» Exercise prompt: Quote the entries word for word. Omit the pictures.

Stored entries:
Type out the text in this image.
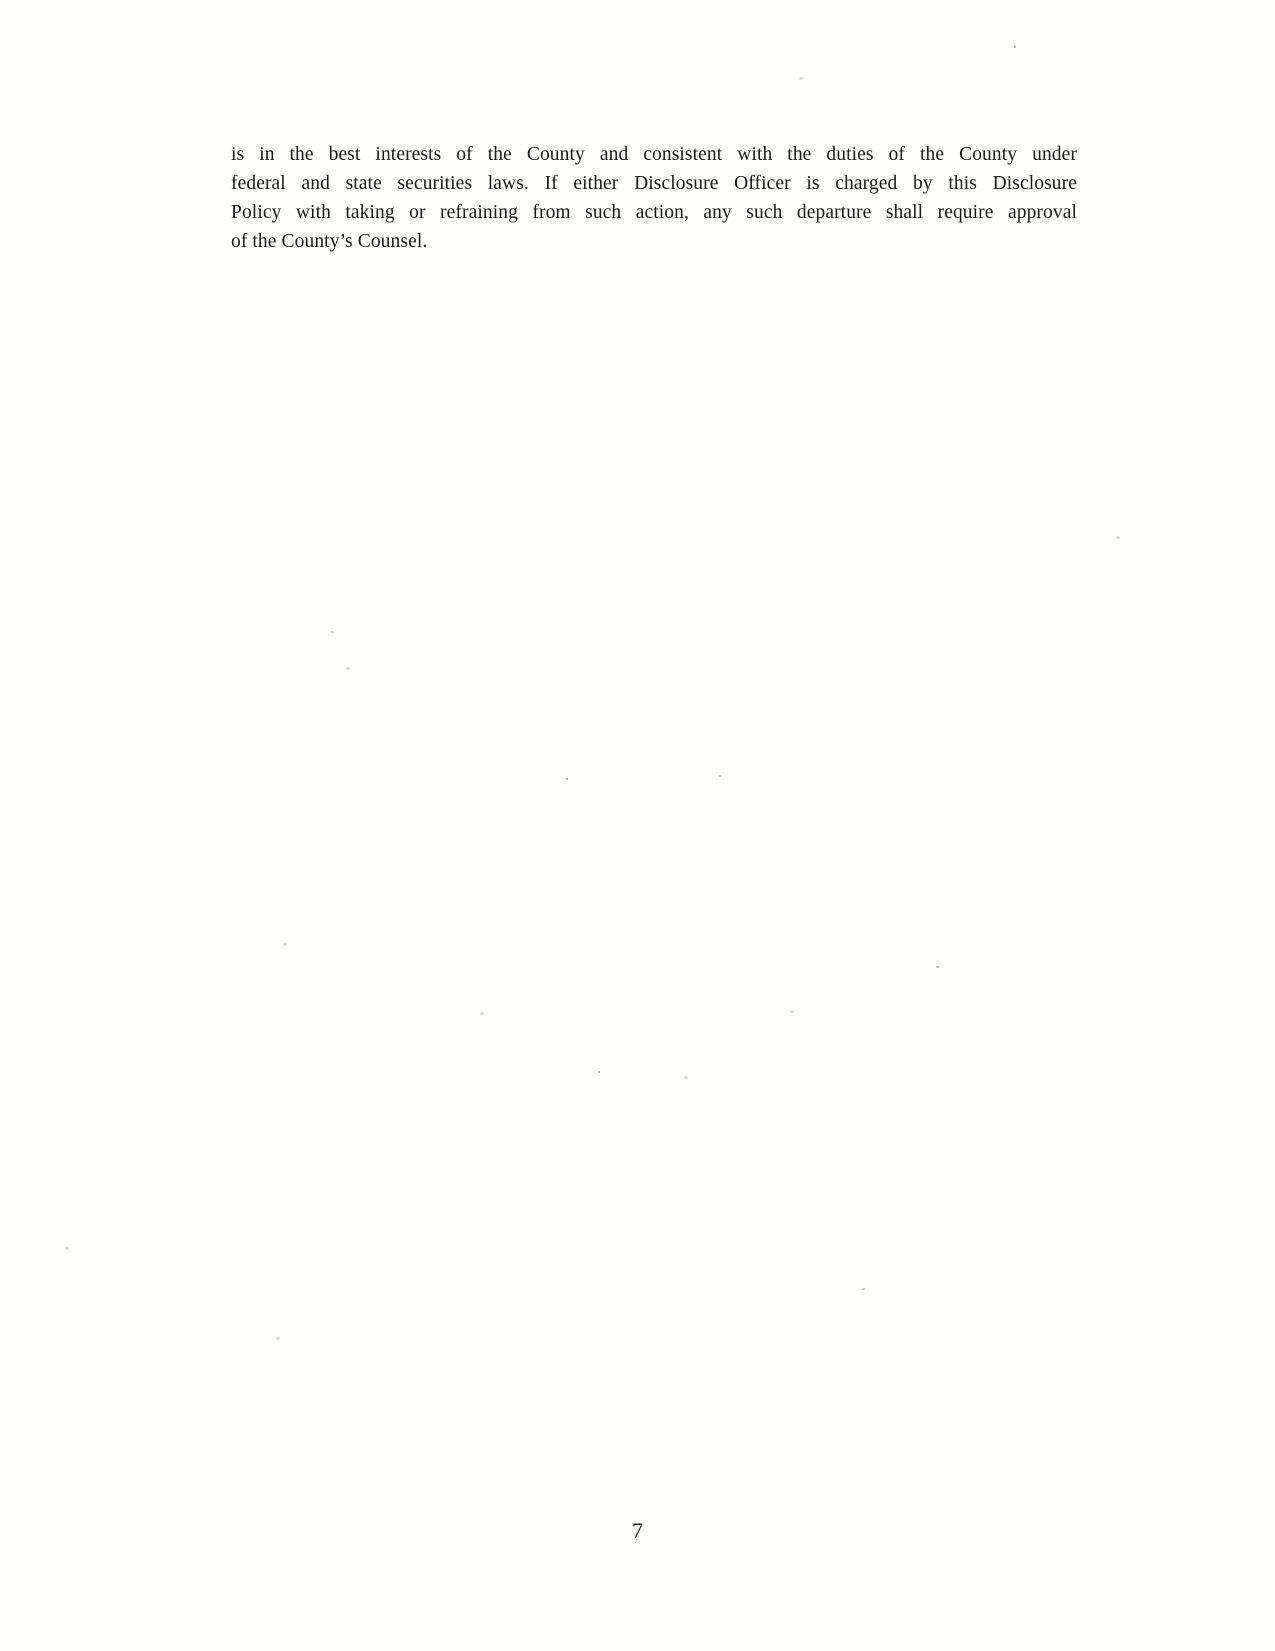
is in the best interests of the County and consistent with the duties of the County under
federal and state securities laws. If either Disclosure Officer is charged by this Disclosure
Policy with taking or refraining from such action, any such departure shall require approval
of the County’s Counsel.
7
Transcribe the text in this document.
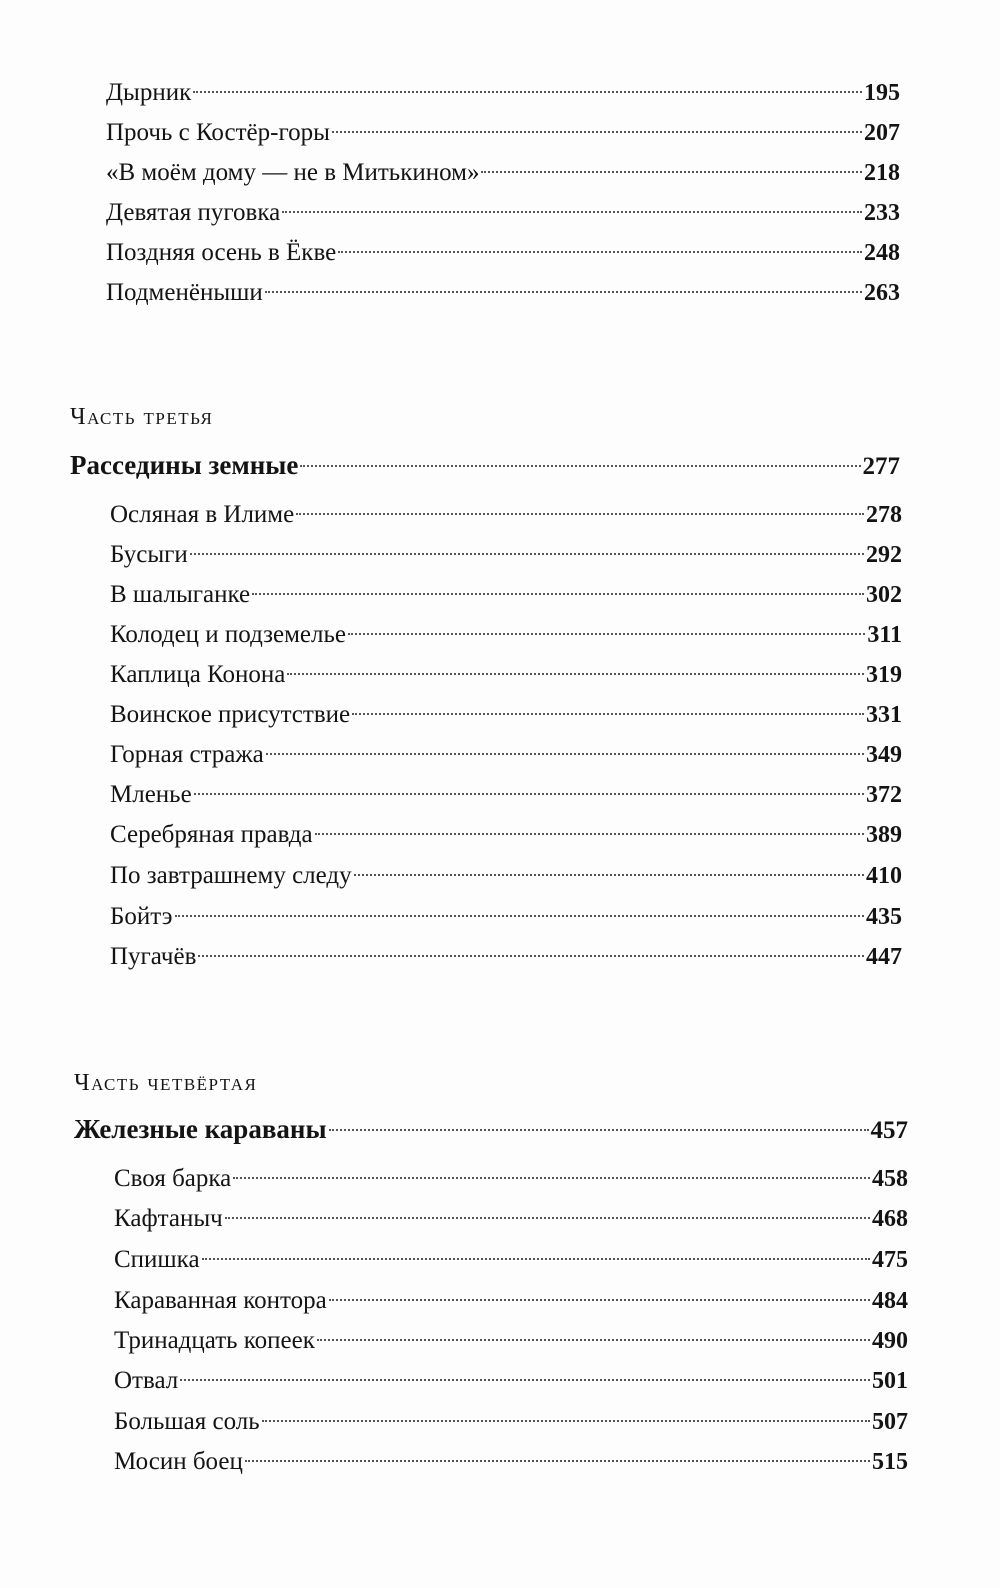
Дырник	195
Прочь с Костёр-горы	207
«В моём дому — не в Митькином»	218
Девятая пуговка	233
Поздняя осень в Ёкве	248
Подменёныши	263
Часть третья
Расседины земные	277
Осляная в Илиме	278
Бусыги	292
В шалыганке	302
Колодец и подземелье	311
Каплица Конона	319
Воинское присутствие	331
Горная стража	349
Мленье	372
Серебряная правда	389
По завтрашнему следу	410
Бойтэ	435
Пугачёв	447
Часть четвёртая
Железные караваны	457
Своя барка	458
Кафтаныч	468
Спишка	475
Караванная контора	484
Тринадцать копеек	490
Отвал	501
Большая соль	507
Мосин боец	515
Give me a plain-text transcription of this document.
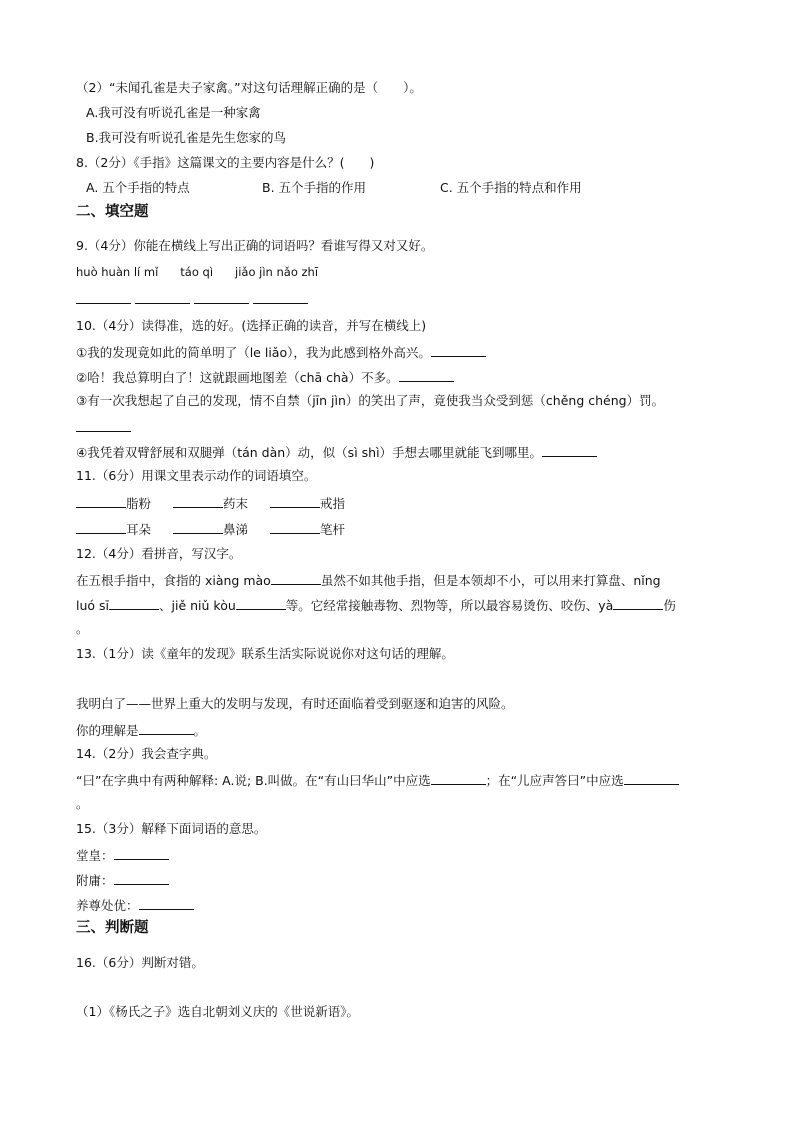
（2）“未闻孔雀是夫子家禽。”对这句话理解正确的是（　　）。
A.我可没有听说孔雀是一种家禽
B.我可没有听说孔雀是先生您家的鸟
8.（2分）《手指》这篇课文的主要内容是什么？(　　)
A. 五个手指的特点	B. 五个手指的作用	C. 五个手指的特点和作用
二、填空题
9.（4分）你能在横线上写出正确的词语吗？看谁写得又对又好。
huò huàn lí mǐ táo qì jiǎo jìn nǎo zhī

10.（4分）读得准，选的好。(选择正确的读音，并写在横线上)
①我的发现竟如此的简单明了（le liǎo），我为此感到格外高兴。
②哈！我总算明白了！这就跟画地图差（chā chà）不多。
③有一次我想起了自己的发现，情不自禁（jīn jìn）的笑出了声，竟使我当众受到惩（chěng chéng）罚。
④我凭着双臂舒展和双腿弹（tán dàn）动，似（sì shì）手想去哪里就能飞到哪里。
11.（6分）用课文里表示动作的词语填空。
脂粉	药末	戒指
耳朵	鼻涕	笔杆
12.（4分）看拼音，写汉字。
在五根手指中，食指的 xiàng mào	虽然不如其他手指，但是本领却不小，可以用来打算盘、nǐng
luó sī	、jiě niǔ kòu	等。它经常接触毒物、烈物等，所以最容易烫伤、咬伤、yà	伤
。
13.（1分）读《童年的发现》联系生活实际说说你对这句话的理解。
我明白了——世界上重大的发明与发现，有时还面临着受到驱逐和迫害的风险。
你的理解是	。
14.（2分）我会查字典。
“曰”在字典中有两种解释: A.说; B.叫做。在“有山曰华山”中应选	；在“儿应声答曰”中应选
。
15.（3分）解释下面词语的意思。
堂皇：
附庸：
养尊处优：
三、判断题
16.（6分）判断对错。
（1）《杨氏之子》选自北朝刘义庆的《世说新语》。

» Result below:
Type out the text in this image.
is in the best interests of the County and consistent with the duties of the County under
federal and state securities laws. If either Disclosure Officer is charged by this Disclosure
Policy with taking or refraining from such action, any such departure shall require approval
of the County’s Counsel.
7
Transcribe the text in this document.
Дырник	195
Прочь с Костёр-горы	207
«В моём дому — не в Митькином»	218
Девятая пуговка	233
Поздняя осень в Ёкве	248
Подменёныши	263
Часть третья
Расседины земные	277
Осляная в Илиме	278
Бусыги	292
В шалыганке	302
Колодец и подземелье	311
Каплица Конона	319
Воинское присутствие	331
Горная стража	349
Мленье	372
Серебряная правда	389
По завтрашнему следу	410
Бойтэ	435
Пугачёв	447
Часть четвёртая
Железные караваны	457
Своя барка	458
Кафтаныч	468
Спишка	475
Караванная контора	484
Тринадцать копеек	490
Отвал	501
Большая соль	507
Мосин боец	515
Give me a plain-text transcription of this document.
（2）“未闻孔雀是夫子家禽。”对这句话理解正确的是（　　）。
A.我可没有听说孔雀是一种家禽
B.我可没有听说孔雀是先生您家的鸟
8.（2分）《手指》这篇课文的主要内容是什么？(　　)
A. 五个手指的特点	B. 五个手指的作用	C. 五个手指的特点和作用
二、填空题
9.（4分）你能在横线上写出正确的词语吗？看谁写得又对又好。
huò huàn lí mǐ táo qì jiǎo jìn nǎo zhī

10.（4分）读得准，选的好。(选择正确的读音，并写在横线上)
①我的发现竟如此的简单明了（le liǎo），我为此感到格外高兴。
②哈！我总算明白了！这就跟画地图差（chā chà）不多。
③有一次我想起了自己的发现，情不自禁（jīn jìn）的笑出了声，竟使我当众受到惩（chěng chéng）罚。
④我凭着双臂舒展和双腿弹（tán dàn）动，似（sì shì）手想去哪里就能飞到哪里。
11.（6分）用课文里表示动作的词语填空。
脂粉	药末	戒指
耳朵	鼻涕	笔杆
12.（4分）看拼音，写汉字。
在五根手指中，食指的 xiàng mào	虽然不如其他手指，但是本领却不小，可以用来打算盘、nǐng
luó sī	、jiě niǔ kòu	等。它经常接触毒物、烈物等，所以最容易烫伤、咬伤、yà	伤
。
13.（1分）读《童年的发现》联系生活实际说说你对这句话的理解。
我明白了——世界上重大的发明与发现，有时还面临着受到驱逐和迫害的风险。
你的理解是	。
14.（2分）我会查字典。
“曰”在字典中有两种解释: A.说; B.叫做。在“有山曰华山”中应选	；在“儿应声答曰”中应选
。
15.（3分）解释下面词语的意思。
堂皇：
附庸：
养尊处优：
三、判断题
16.（6分）判断对错。
（1）《杨氏之子》选自北朝刘义庆的《世说新语》。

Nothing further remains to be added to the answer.